List the lines of this listing that hold the word "жизнь".

**Material**
****************************************
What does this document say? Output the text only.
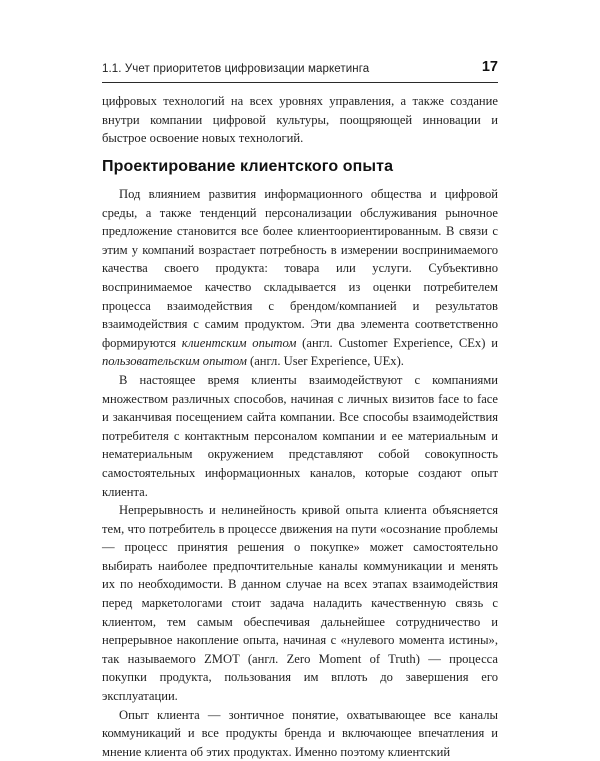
1.1. Учет приоритетов цифровизации маркетинга	17

цифровых технологий на всех уровнях управления, а также создание внутри компании цифровой культуры, поощряющей инновации и быстрое освоение новых технологий.

Проектирование клиентского опыта

Под влиянием развития информационного общества и цифровой среды, а также тенденций персонализации обслуживания рыночное предложение становится все более клиентоориентированным. В связи с этим у компаний возрастает потребность в измерении воспринимаемого качества своего продукта: товара или услуги. Субъективно воспринимаемое качество складывается из оценки потребителем процесса взаимодействия с брендом/компанией и результатов взаимодействия с самим продуктом. Эти два элемента соответственно формируются клиентским опытом (англ. Customer Experience, CEx) и пользовательским опытом (англ. User Experience, UEx).

В настоящее время клиенты взаимодействуют с компаниями множеством различных способов, начиная с личных визитов face to face и заканчивая посещением сайта компании. Все способы взаимодействия потребителя с контактным персоналом компании и ее материальным и нематериальным окружением представляют собой совокупность самостоятельных информационных каналов, которые создают опыт клиента.

Непрерывность и нелинейность кривой опыта клиента объясняется тем, что потребитель в процессе движения на пути «осознание проблемы — процесс принятия решения о покупке» может самостоятельно выбирать наиболее предпочтительные каналы коммуникации и менять их по необходимости. В данном случае на всех этапах взаимодействия перед маркетологами стоит задача наладить качественную связь с клиентом, тем самым обеспечивая дальнейшее сотрудничество и непрерывное накопление опыта, начиная с «нулевого момента истины», так называемого ZMOT (англ. Zero Moment of Truth) — процесса покупки продукта, пользования им вплоть до завершения его эксплуатации.

Опыт клиента — зонтичное понятие, охватывающее все каналы коммуникаций и все продукты бренда и включающее впечатления и мнение клиента об этих продуктах. Именно поэтому клиентский
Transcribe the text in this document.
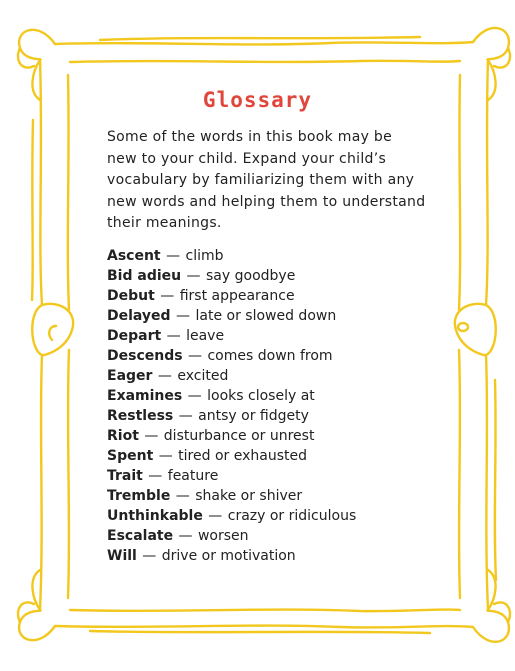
Glossary
Some of the words in this book may be
new to your child. Expand your child’s
vocabulary by familiarizing them with any
new words and helping them to understand
their meanings.
Ascent — climb
Bid adieu — say goodbye
Debut — first appearance
Delayed — late or slowed down
Depart — leave
Descends — comes down from
Eager — excited
Examines — looks closely at
Restless — antsy or fidgety
Riot — disturbance or unrest
Spent — tired or exhausted
Trait — feature
Tremble — shake or shiver
Unthinkable — crazy or ridiculous
Escalate — worsen
Will — drive or motivation
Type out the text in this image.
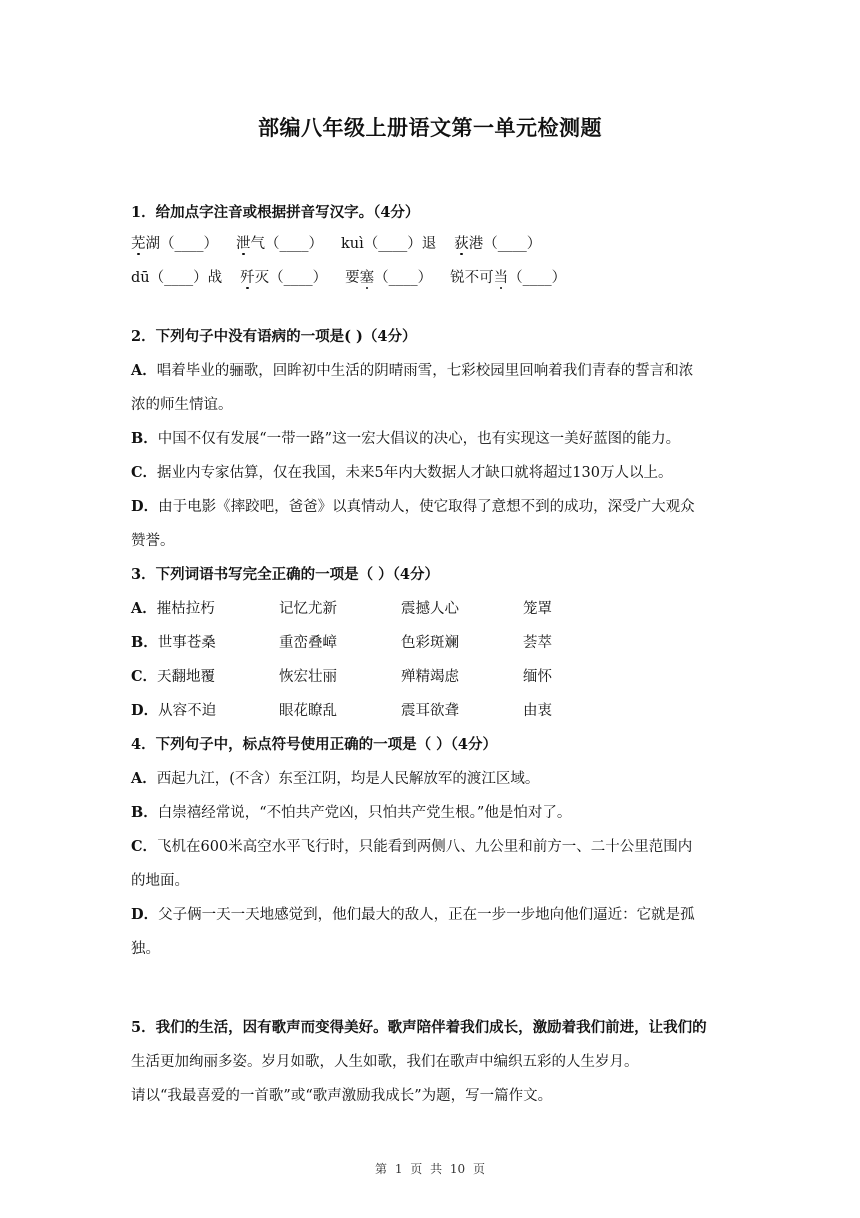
部编八年级上册语文第一单元检测题
1．给加点字注音或根据拼音写汉字。（4分）
芜湖（____） 泄气（____） kuì（____）退 荻港（____）
dū（____）战 歼灭（____） 要塞（____） 锐不可当（____）
2．下列句子中没有语病的一项是( )（4分）
A．唱着毕业的骊歌，回眸初中生活的阴晴雨雪，七彩校园里回响着我们青春的誓言和浓
浓的师生情谊。
B．中国不仅有发展“一带一路”这一宏大倡议的决心，也有实现这一美好蓝图的能力。
C．据业内专家估算，仅在我国，未来5年内大数据人才缺口就将超过130万人以上。
D．由于电影《摔跤吧，爸爸》以真情动人，使它取得了意想不到的成功，深受广大观众
赞誉。
3．下列词语书写完全正确的一项是（ ）（4分）
A．摧枯拉朽	记忆尤新	震撼人心	笼罩
B．世事苍桑	重峦叠嶂	色彩斑斓	荟萃
C．天翻地覆	恢宏壮丽	殚精竭虑	缅怀
D．从容不迫	眼花瞭乱	震耳欲聋	由衷
4．下列句子中，标点符号使用正确的一项是（ ）（4分）
A．西起九江，(不含）东至江阴，均是人民解放军的渡江区域。
B．白崇禧经常说，“不怕共产党凶，只怕共产党生根。”他是怕对了。
C．飞机在600米高空水平飞行时，只能看到两侧八、九公里和前方一、二十公里范围内
的地面。
D．父子俩一天一天地感觉到，他们最大的敌人，正在一步一步地向他们逼近：它就是孤
独。
5．我们的生活，因有歌声而变得美好。歌声陪伴着我们成长，激励着我们前进，让我们的
生活更加绚丽多姿。岁月如歌，人生如歌，我们在歌声中编织五彩的人生岁月。
请以“我最喜爱的一首歌”或“歌声激励我成长”为题，写一篇作文。
第 1 页 共 10 页
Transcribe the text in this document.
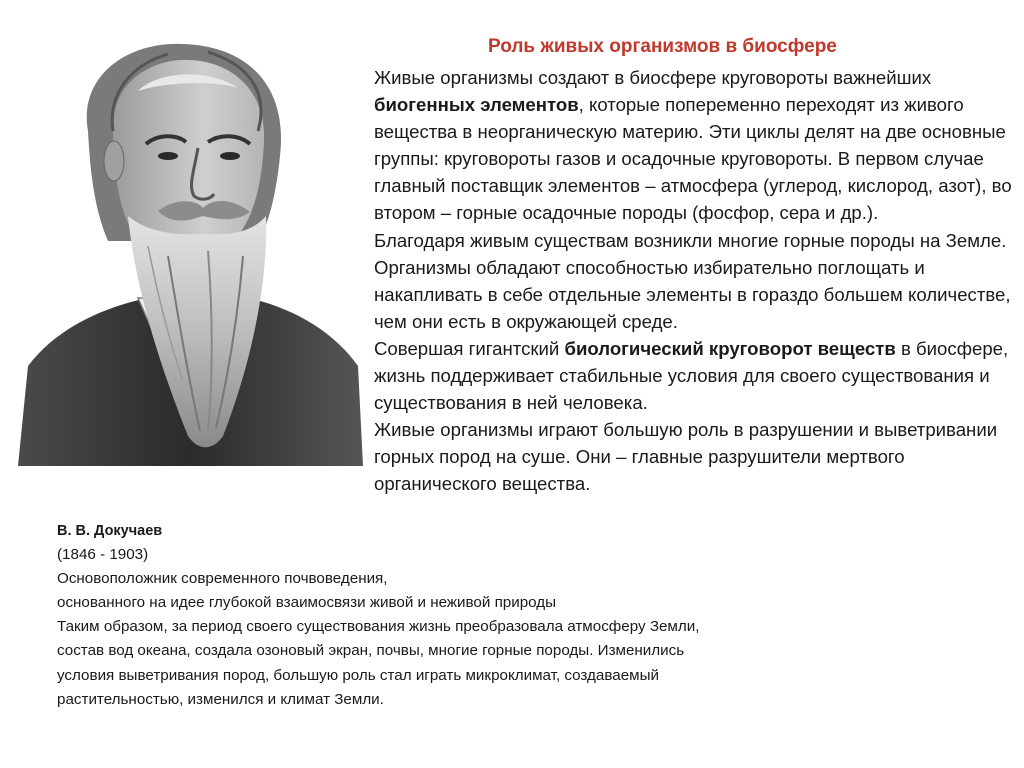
Роль живых организмов в биосфере

Живые организмы создают в биосфере круговороты важнейших биогенных элементов, которые попеременно переходят из живого вещества в неорганическую материю. Эти циклы делят на две основные группы: круговороты газов и осадочные круговороты. В первом случае главный поставщик элементов – атмосфера (углерод, кислород, азот), во втором – горные осадочные породы (фосфор, сера и др.).

Благодаря живым существам возникли многие горные породы на Земле. Организмы обладают способностью избирательно поглощать и накапливать в себе отдельные элементы в гораздо большем количестве, чем они есть в окружающей среде.

Совершая гигантский биологический круговорот веществ в биосфере, жизнь поддерживает стабильные условия для своего существования и существования в ней человека.

Живые организмы играют большую роль в разрушении и выветривании горных пород на суше. Они – главные разрушители мертвого органического вещества.

В. В. Докучаев
(1846 - 1903)
Основоположник современного почвоведения,
основанного на идее глубокой взаимосвязи живой и неживой природы
Таким образом, за период своего существования жизнь преобразовала атмосферу Земли,
состав вод океана, создала озоновый экран, почвы, многие горные породы. Изменились
условия выветривания пород, большую роль стал играть микроклимат, создаваемый
растительностью, изменился и климат Земли.
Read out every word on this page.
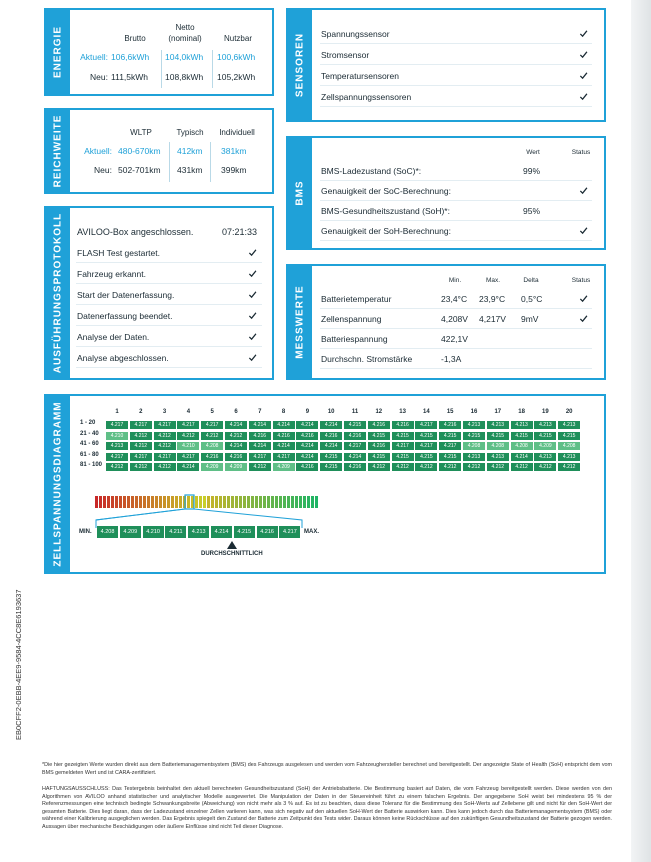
ENERGIE	Brutto
Netto
(nominal)	Nutzbar
Aktuell: 106,6kWh 104,0kWh 100,6kWh
Neu: 111,5kWh 108,8kWh 105,2kWh
REICHWEITE	WLTP	Typisch	Individuell
Aktuell: 480-670km 412km 381km
Neu: 502-701km 431km 399km
AUSFÜHRUNGSPROTOKOLL AVILOO-Box angeschlossen.	07:21:33
FLASH Test gestartet.
Fahrzeug erkannt.
Start der Datenerfassung.
Datenerfassung beendet.
Analyse der Daten.
Analyse abgeschlossen.
SENSOREN Spannungssensor
Stromsensor
Temperatursensoren
Zellspannungssensoren
BMS
Wert	Status
BMS-Ladezustand (SoC)*:	99%
Genauigkeit der SoC-Berechnung:
BMS-Gesundheitszustand (SoH)*:	95%
Genauigkeit der SoH-Berechnung:
MESSWERTE
Min.	Max.	Delta	Status
Batterietemperatur	23,4°C 23,9°C 0,5°C
Zellenspannung	4,208V 4,217V 9mV
Batteriespannung	422,1V
Durchschn. Stromstärke	-1,3A
ZELLSPANNUNGSDIAGRAMM	1	2	3	4	5	6	7	8	9	10	11	12	13	14	15	16	17	18	19	20
1 - 20	4.217	4.217	4.217	4.217	4.217	4.214	4.214	4.214	4.214	4.214	4.215	4.216	4.216	4.217	4.216	4.213	4.213	4.213	4.213	4.213
21 - 40	4.210	4.212	4.212	4.212	4.212	4.212	4.216	4.216	4.216	4.216	4.216	4.215	4.215	4.215	4.215	4.215	4.215	4.215	4.215	4.215
41 - 60	4.213	4.212	4.212	4.210	4.208	4.214	4.214	4.214	4.214	4.214	4.217	4.216	4.217	4.217	4.217	4.208	4.208	4.208	4.209	4.208
61 - 80	4.217	4.217	4.217	4.217	4.216	4.216	4.217	4.217	4.214	4.215	4.214	4.215	4.215	4.215	4.215	4.213	4.213	4.214	4.213	4.213
81 - 100	4.212	4.212	4.212	4.214	4.209	4.209	4.212	4.209	4.216	4.215	4.216	4.212	4.212	4.212	4.212	4.212	4.212	4.212	4.212	4.212
MIN.	MAX.
4.208	4.209	4.210	4.211	4.213	4.214	4.215	4.216	4.217
DURCHSCHNITTLICH
EB0CFF2-0EBB-4EE9-9584-4CC8E6193637
*Die hier gezeigten Werte wurden direkt aus dem Batteriemanagementsystem (BMS) des Fahrzeugs ausgelesen und werden vom Fahrzeughersteller berechnet und bereitgestellt. Der angezeigte State of Health (SoH) entspricht dem vom BMS gemeldeten Wert und ist CARA-zertifiziert.
HAFTUNGSAUSSCHLUSS: Das Testergebnis beinhaltet den aktuell berechneten Gesundheitszustand (SoH) der Antriebsbatterie. Die Bestimmung basiert auf Daten, die vom Fahrzeug bereitgestellt werden. Diese werden von den Algorithmen von AVILOO anhand statistischer und analytischer Modelle ausgewertet. Die Manipulation der Daten in der Steuereinheit führt zu einem falschen Ergebnis. Der angegebene SoH weist bei mindestens 95 % der Referenzmessungen eine technisch bedingte Schwankungsbreite (Abweichung) von nicht mehr als 3 % auf. Es ist zu beachten, dass diese Toleranz für die Bestimmung des SoH-Werts auf Zellebene gilt und nicht für den SoH-Wert der gesamten Batterie. Dies liegt daran, dass der Ladezustand einzelner Zellen variieren kann, was sich negativ auf den aktuellen SoH-Wert der Batterie auswirken kann. Dies kann jedoch durch das Batteriemanagementsystem (BMS) oder während einer Kalibrierung ausgeglichen werden. Das Ergebnis spiegelt den Zustand der Batterie zum Zeitpunkt des Tests wider. Daraus können keine Rückschlüsse auf den zukünftigen Gesundheitszustand der Batterie gezogen werden. Aussagen über mechanische Beschädigungen oder äußere Einflüsse sind nicht Teil dieser Diagnose.
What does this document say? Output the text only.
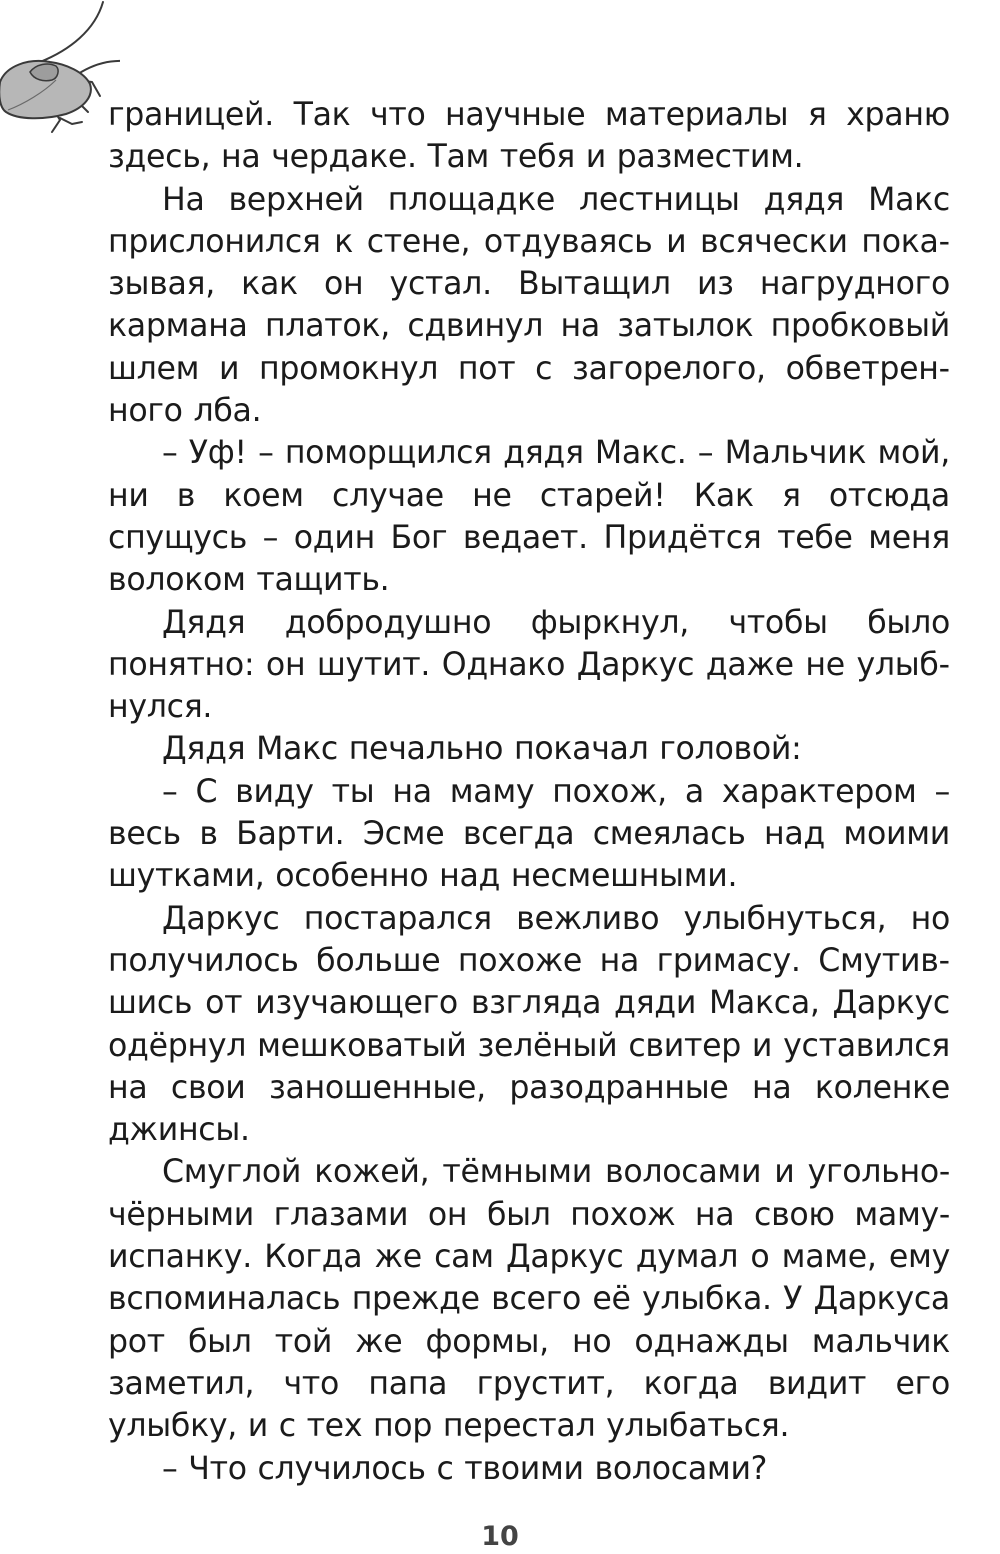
границей. Так что научные материалы я храню здесь, на чердаке. Там тебя и разместим.

На верхней площадке лестницы дядя Макс прислонился к стене, отдуваясь и всячески показывая, как он устал. Вытащил из нагрудного кармана платок, сдвинул на затылок пробковый шлем и промокнул пот с загорелого, обветренного лба.

– Уф! – поморщился дядя Макс. – Мальчик мой, ни в коем случае не старей! Как я отсюда спущусь – один Бог ведает. Придётся тебе меня волоком тащить.

Дядя добродушно фыркнул, чтобы было понятно: он шутит. Однако Даркус даже не улыбнулся.

Дядя Макс печально покачал головой:

– С виду ты на маму похож, а характером – весь в Барти. Эсме всегда смеялась над моими шутками, особенно над несмешными.

Даркус постарался вежливо улыбнуться, но получилось больше похоже на гримасу. Смутившись от изучающего взгляда дяди Макса, Даркус одёрнул мешковатый зелёный свитер и уставился на свои заношенные, разодранные на коленке джинсы.

Смуглой кожей, тёмными волосами и угольно-чёрными глазами он был похож на свою маму-испанку. Когда же сам Даркус думал о маме, ему вспоминалась прежде всего её улыбка. У Даркуса рот был той же формы, но однажды мальчик заметил, что папа грустит, когда видит его улыбку, и с тех пор перестал улыбаться.

– Что случилось с твоими волосами?

10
****************************************
**The reply**
Совершая гигантский биологический круговорот веществ в биосфере, жизнь поддерживает стабильные условия для своего существования и существования в ней человека.
Таким образом, за период своего существования жизнь преобразовала атмосферу Земли,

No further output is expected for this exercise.